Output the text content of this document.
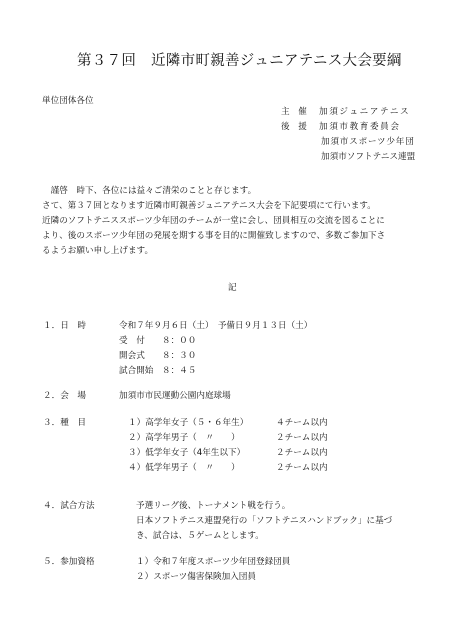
第３７回　近隣市町親善ジュニアテニス大会要綱
単位団体各位
主　催 加須ジュニアテニス
後　援 加須市教育委員会
加須市スポーツ少年団
加須市ソフトテニス連盟
　謹啓　時下、各位には益々ご清栄のことと存じます。
さて、第３７回となります近隣市町親善ジュニアテニス大会を下記要項にて行います。
近隣のソフトテニススポーツ少年団のチームが一堂に会し、団員相互の交流を図ることに
より、後のスポーツ少年団の発展を期する事を目的に開催致しますので、多数ご参加下さ
るようお願い申し上げます。
記
１．日　時	令和７年９月６日（土）　予備日９月１３日（土）
受　付　　８：００
開会式　　８：３０
試合開始　８：４５
２．会　場	加須市市民運動公園内庭球場
３．種　目	１）高学年女子（５・６年生）	４チーム以内
２）高学年男子（　〃　　）	２チーム以内
３）低学年女子（4年生以下）	２チーム以内
４）低学年男子（　〃　　）	２チーム以内
４．試合方法	予選リーグ後、トーナメント戦を行う。
日本ソフトテニス連盟発行の「ソフトテニスハンドブック」に基づ
き、試合は、５ゲームとします。
５．参加資格	１）令和７年度スポーツ少年団登録団員
２）スポーツ傷害保険加入団員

::::

Pictures are excluded; copy every other part of the records exactly.

Output the text content of this document.
第３７回　近隣市町親善ジュニアテニス大会要綱
単位団体各位
主　催 加須ジュニアテニス
後　援 加須市教育委員会
加須市スポーツ少年団
加須市ソフトテニス連盟
　謹啓　時下、各位には益々ご清栄のことと存じます。
さて、第３７回となります近隣市町親善ジュニアテニス大会を下記要項にて行います。
近隣のソフトテニススポーツ少年団のチームが一堂に会し、団員相互の交流を図ることに
より、後のスポーツ少年団の発展を期する事を目的に開催致しますので、多数ご参加下さ
るようお願い申し上げます。
記
１．日　時	令和７年９月６日（土）　予備日９月１３日（土）
受　付　　８：００
開会式　　８：３０
試合開始　８：４５
２．会　場	加須市市民運動公園内庭球場
３．種　目	１）高学年女子（５・６年生）	４チーム以内
２）高学年男子（　〃　　）	２チーム以内
３）低学年女子（4年生以下）	２チーム以内
４）低学年男子（　〃　　）	２チーム以内
４．試合方法	予選リーグ後、トーナメント戦を行う。
日本ソフトテニス連盟発行の「ソフトテニスハンドブック」に基づ
き、試合は、５ゲームとします。
５．参加資格	１）令和７年度スポーツ少年団登録団員
２）スポーツ傷害保険加入団員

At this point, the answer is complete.